Aim of the exercise. Return all of the data exactly, with nothing left out but the pictures.

Saved data entries.
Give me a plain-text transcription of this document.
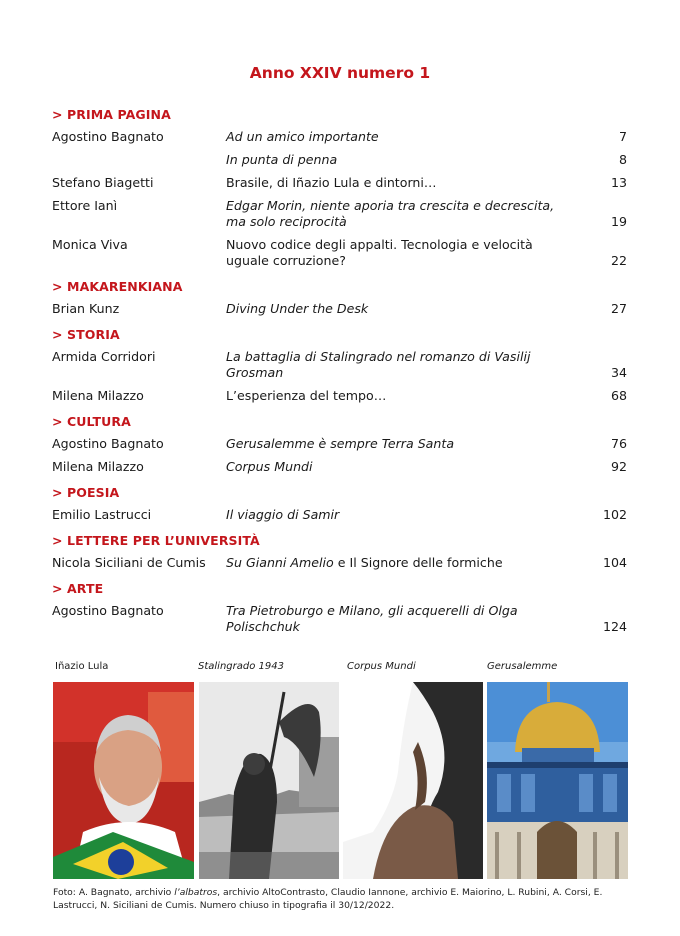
Anno XXIV numero 1
> PRIMA PAGINA
Agostino Bagnato	Ad un amico importante	7
In punta di penna	8
Stefano Biagetti	Brasile, di Iñazio Lula e dintorni…	13
Ettore Ianì	Edgar Morin, niente aporia tra crescita e decrescita,
ma solo reciprocità	19
Monica Viva	Nuovo codice degli appalti. Tecnologia e velocità
uguale corruzione?	22
> MAKARENKIANA
Brian Kunz	Diving Under the Desk	27
> STORIA
Armida Corridori	La battaglia di Stalingrado nel romanzo di Vasilij Grosman	34
Milena Milazzo	L’esperienza del tempo…	68
> CULTURA
Agostino Bagnato	Gerusalemme è sempre Terra Santa	76
Milena Milazzo	Corpus Mundi	92
> POESIA
Emilio Lastrucci	Il viaggio di Samir	102
> LETTERE PER L’UNIVERSITÀ
Nicola Siciliani de Cumis	Su Gianni Amelio e Il Signore delle formiche	104
> ARTE
Agostino Bagnato	Tra Pietroburgo e Milano, gli acquerelli di Olga Polischchuk	124
Iñazio Lula	Stalingrado 1943	Corpus Mundi	Gerusalemme
Foto: A. Bagnato, archivio l’albatros, archivio AltoContrasto, Claudio Iannone, archivio E. Maiorino, L. Rubini, A. Corsi, E. Lastrucci, N. Siciliani de Cumis. Numero chiuso in tipografia il 30/12/2022.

Exercise solution.
Give me a plain-text transcription of this document.
Anno XXIV numero 1
> PRIMA PAGINA
Agostino Bagnato	Ad un amico importante	7
In punta di penna	8
Stefano Biagetti	Brasile, di Iñazio Lula e dintorni…	13
Ettore Ianì	Edgar Morin, niente aporia tra crescita e decrescita,
ma solo reciprocità	19
Monica Viva	Nuovo codice degli appalti. Tecnologia e velocità
uguale corruzione?	22
> MAKARENKIANA
Brian Kunz	Diving Under the Desk	27
> STORIA
Armida Corridori	La battaglia di Stalingrado nel romanzo di Vasilij Grosman	34
Milena Milazzo	L’esperienza del tempo…	68
> CULTURA
Agostino Bagnato	Gerusalemme è sempre Terra Santa	76
Milena Milazzo	Corpus Mundi	92
> POESIA
Emilio Lastrucci	Il viaggio di Samir	102
> LETTERE PER L’UNIVERSITÀ
Nicola Siciliani de Cumis	Su Gianni Amelio e Il Signore delle formiche	104
> ARTE
Agostino Bagnato	Tra Pietroburgo e Milano, gli acquerelli di Olga Polischchuk	124
Iñazio Lula	Stalingrado 1943	Corpus Mundi	Gerusalemme
Foto: A. Bagnato, archivio l’albatros, archivio AltoContrasto, Claudio Iannone, archivio E. Maiorino, L. Rubini, A. Corsi, E. Lastrucci, N. Siciliani de Cumis. Numero chiuso in tipografia il 30/12/2022.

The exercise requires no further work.